Dataset items
──────
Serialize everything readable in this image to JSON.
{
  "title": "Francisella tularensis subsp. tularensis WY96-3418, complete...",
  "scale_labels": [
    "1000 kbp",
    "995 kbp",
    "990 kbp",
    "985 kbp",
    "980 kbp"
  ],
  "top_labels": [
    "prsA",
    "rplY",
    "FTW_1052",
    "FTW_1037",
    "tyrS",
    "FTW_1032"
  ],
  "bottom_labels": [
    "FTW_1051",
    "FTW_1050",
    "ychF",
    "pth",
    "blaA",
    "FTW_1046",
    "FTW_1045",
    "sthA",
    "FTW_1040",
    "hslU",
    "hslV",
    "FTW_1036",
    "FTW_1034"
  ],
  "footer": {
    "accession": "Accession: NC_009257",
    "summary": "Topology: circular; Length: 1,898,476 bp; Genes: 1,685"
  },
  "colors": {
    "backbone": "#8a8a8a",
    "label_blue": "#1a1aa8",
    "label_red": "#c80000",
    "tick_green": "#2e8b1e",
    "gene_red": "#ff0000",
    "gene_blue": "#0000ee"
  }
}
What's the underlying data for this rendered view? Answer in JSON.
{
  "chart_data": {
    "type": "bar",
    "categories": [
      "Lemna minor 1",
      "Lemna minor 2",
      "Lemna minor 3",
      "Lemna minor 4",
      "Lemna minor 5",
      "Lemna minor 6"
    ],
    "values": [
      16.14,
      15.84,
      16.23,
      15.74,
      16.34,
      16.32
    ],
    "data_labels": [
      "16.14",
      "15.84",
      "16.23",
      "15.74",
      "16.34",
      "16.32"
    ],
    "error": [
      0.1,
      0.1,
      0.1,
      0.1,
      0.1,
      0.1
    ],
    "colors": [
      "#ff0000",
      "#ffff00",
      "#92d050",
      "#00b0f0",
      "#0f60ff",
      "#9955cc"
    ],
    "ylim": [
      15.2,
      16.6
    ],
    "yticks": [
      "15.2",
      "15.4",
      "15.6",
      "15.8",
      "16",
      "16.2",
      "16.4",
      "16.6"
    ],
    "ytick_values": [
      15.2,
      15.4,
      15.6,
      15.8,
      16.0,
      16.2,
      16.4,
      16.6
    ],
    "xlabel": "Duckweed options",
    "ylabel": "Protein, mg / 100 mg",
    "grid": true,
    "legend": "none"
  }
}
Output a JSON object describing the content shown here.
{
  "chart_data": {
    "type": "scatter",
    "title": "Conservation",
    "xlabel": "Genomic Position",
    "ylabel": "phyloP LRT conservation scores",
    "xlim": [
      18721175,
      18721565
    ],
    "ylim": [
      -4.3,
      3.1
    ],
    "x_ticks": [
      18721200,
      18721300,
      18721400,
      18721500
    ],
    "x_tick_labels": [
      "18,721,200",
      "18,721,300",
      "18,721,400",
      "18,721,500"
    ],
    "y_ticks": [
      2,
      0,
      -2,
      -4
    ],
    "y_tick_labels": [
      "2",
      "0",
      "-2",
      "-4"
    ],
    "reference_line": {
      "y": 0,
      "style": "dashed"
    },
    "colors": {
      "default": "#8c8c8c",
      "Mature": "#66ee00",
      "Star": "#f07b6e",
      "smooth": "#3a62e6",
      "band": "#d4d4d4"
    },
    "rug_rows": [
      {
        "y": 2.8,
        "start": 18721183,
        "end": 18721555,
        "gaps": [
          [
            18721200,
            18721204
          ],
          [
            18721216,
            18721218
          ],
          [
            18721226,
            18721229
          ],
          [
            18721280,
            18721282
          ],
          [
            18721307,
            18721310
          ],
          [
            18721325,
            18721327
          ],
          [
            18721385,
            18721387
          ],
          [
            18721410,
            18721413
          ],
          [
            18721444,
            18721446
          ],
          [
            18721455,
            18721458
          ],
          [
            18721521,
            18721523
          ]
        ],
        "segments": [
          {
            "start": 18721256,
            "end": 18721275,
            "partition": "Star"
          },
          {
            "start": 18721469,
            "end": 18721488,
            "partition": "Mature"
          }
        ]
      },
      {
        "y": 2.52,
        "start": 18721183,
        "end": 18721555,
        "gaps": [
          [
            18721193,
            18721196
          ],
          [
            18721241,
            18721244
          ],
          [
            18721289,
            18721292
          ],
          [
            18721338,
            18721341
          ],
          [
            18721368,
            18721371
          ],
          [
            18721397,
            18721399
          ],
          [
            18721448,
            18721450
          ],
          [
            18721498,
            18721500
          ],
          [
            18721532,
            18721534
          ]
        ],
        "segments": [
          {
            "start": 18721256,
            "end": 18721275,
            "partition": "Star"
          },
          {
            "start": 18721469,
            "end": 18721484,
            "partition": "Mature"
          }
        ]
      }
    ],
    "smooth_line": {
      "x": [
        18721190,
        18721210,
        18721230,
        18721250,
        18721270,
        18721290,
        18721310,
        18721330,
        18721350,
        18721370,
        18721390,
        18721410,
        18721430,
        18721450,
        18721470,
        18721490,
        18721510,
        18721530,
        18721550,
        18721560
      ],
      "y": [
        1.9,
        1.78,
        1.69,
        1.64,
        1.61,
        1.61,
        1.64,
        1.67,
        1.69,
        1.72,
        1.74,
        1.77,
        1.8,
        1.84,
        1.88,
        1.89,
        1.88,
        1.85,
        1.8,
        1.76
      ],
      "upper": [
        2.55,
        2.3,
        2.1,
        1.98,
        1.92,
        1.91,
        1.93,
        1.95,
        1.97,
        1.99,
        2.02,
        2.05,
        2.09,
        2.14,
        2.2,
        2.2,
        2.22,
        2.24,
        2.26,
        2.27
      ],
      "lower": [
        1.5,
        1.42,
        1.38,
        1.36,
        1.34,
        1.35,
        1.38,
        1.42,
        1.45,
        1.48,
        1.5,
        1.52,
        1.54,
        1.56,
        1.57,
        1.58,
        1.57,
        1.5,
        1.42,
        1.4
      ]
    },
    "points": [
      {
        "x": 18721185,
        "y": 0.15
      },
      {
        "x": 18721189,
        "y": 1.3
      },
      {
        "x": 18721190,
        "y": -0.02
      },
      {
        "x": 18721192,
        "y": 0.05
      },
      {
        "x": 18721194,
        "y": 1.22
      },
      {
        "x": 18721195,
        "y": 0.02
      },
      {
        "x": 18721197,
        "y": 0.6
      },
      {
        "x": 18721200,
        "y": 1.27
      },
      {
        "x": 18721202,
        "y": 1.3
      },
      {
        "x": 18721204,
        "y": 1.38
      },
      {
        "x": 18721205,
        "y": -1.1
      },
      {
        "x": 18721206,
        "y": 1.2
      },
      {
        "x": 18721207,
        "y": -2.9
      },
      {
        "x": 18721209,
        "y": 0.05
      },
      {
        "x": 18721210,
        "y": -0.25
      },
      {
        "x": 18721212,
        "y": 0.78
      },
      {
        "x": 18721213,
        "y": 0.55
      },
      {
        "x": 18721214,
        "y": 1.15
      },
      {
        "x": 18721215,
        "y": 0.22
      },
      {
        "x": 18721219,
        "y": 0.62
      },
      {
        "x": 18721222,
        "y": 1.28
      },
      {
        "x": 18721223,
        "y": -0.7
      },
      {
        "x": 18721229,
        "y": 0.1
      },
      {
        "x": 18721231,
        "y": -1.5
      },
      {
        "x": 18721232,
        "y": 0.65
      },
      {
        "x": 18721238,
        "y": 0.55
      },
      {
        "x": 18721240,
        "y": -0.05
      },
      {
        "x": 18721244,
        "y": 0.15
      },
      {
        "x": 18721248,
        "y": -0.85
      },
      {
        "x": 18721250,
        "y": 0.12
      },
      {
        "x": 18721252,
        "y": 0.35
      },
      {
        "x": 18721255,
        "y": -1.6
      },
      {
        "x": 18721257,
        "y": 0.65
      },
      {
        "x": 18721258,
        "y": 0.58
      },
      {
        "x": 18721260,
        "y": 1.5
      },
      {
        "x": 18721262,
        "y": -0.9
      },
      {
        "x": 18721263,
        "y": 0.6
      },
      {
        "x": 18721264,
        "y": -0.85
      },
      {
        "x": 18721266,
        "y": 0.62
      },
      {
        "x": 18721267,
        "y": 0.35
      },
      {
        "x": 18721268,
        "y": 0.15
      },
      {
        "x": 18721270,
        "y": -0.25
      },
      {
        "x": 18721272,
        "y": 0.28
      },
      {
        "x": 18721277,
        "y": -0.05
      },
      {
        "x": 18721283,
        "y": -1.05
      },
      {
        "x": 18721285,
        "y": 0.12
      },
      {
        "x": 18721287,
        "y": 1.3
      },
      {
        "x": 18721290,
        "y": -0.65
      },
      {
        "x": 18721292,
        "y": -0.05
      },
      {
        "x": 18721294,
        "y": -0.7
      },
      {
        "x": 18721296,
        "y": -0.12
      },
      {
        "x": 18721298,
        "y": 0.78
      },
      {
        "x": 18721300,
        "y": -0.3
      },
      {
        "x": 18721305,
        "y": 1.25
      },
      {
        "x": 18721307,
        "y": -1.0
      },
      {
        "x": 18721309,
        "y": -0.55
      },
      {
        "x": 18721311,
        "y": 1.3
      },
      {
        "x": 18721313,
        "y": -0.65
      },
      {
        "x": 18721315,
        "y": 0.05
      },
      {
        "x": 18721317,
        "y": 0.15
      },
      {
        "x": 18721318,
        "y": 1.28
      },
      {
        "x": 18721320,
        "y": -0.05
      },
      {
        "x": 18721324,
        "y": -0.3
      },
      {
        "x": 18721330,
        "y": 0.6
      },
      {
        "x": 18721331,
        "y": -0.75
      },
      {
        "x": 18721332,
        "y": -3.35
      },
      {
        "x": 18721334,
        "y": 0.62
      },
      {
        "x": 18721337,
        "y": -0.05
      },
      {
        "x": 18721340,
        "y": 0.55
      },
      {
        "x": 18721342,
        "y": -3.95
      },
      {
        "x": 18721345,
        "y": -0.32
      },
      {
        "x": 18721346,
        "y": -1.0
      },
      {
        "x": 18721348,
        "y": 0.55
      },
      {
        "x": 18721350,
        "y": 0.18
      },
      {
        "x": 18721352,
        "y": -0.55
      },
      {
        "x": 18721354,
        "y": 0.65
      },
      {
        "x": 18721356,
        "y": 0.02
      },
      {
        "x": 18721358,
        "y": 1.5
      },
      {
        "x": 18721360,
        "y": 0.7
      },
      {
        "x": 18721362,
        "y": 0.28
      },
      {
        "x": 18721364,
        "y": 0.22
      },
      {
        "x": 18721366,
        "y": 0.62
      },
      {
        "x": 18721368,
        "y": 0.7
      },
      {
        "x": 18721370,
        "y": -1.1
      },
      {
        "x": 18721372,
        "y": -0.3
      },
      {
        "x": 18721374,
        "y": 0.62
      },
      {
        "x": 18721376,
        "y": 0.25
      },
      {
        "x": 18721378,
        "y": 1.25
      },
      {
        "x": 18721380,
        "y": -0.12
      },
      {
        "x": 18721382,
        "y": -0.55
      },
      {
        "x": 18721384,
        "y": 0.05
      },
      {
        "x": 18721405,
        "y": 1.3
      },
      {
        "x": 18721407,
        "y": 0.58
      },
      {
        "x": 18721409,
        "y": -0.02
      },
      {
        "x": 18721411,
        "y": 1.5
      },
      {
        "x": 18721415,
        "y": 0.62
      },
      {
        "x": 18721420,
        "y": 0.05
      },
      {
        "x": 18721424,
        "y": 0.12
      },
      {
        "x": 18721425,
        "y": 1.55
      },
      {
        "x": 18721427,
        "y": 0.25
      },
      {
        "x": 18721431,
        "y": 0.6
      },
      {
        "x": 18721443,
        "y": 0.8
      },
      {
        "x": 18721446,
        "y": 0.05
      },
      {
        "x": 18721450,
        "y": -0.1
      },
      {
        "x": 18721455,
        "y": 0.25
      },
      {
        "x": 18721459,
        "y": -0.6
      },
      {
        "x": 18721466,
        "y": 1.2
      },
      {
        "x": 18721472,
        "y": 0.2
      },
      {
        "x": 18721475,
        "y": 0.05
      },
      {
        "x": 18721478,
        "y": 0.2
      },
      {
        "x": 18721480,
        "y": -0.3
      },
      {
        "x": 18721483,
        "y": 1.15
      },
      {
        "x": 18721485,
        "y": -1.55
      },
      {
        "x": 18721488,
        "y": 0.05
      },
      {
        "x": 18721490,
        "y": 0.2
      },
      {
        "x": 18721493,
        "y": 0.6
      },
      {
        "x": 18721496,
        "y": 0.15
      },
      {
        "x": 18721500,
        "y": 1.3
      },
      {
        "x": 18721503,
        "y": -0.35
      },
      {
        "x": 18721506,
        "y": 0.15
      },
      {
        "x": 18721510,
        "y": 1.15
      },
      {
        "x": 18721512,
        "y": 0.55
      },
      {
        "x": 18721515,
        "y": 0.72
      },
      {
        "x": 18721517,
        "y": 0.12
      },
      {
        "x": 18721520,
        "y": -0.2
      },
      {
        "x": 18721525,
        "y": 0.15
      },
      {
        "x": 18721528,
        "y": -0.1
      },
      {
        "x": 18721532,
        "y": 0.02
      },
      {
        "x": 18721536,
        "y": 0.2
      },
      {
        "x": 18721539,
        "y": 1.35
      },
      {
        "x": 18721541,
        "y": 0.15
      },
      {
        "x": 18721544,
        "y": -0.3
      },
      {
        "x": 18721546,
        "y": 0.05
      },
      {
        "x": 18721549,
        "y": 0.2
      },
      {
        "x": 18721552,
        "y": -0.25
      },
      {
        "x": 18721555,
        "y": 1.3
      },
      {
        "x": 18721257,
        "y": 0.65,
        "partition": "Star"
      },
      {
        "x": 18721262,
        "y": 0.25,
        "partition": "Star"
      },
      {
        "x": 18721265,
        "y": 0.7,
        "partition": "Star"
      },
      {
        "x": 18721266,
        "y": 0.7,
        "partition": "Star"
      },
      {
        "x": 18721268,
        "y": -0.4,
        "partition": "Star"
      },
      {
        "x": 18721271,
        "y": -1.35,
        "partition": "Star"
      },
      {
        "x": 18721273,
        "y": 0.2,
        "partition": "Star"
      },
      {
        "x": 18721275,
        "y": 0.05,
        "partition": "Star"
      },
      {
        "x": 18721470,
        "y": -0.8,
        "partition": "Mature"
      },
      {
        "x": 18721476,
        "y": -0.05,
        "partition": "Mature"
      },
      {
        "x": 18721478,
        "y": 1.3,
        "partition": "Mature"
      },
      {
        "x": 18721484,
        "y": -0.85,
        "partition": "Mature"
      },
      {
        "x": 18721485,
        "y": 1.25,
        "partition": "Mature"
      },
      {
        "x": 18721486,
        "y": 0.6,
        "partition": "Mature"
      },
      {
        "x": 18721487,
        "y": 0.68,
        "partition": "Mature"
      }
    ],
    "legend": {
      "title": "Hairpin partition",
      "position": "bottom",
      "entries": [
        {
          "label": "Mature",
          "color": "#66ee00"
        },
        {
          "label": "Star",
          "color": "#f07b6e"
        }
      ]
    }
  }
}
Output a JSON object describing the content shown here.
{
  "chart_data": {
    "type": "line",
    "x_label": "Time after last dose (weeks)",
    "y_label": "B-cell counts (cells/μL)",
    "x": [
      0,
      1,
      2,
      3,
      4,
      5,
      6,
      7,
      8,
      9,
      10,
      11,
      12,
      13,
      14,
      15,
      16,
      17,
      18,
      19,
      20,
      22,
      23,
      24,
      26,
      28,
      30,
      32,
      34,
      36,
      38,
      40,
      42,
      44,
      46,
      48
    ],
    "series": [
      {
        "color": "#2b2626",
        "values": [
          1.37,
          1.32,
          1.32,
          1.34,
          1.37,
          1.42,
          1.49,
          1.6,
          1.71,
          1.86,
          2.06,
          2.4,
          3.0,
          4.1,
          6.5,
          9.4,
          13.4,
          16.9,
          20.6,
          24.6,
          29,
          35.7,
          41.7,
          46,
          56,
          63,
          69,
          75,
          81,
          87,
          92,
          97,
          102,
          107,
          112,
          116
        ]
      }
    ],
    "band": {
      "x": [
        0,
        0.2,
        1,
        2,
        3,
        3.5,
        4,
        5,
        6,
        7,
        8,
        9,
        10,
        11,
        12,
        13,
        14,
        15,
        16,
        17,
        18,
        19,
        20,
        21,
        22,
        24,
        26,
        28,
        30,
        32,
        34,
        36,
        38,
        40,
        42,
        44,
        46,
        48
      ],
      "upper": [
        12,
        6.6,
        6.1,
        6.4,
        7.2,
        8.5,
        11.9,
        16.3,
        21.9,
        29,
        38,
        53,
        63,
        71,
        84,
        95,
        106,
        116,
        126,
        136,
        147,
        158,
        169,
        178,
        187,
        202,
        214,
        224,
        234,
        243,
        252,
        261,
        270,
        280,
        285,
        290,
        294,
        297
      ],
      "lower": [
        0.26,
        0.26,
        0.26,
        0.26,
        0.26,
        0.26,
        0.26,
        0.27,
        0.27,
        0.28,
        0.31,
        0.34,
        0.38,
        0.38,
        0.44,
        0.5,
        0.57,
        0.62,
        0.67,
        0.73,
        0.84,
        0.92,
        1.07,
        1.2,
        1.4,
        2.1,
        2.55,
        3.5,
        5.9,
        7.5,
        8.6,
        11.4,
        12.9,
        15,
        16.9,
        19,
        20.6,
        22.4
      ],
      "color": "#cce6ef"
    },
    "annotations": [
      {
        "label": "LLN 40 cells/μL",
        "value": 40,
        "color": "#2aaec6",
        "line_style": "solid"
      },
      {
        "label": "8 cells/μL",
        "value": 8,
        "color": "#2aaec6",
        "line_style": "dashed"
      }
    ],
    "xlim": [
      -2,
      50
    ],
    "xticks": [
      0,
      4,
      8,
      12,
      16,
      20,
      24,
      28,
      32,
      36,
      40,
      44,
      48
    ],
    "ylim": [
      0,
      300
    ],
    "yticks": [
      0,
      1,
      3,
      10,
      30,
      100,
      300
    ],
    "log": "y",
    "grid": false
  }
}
──────
> [Task description] Report each line in the preceding entries that holds the string "minor".

> [Reply to the task]
      "Lemna minor 1",
      "Lemna minor 2",
      "Lemna minor 3",
      "Lemna minor 4",
      "Lemna minor 5",
      "Lemna minor 6"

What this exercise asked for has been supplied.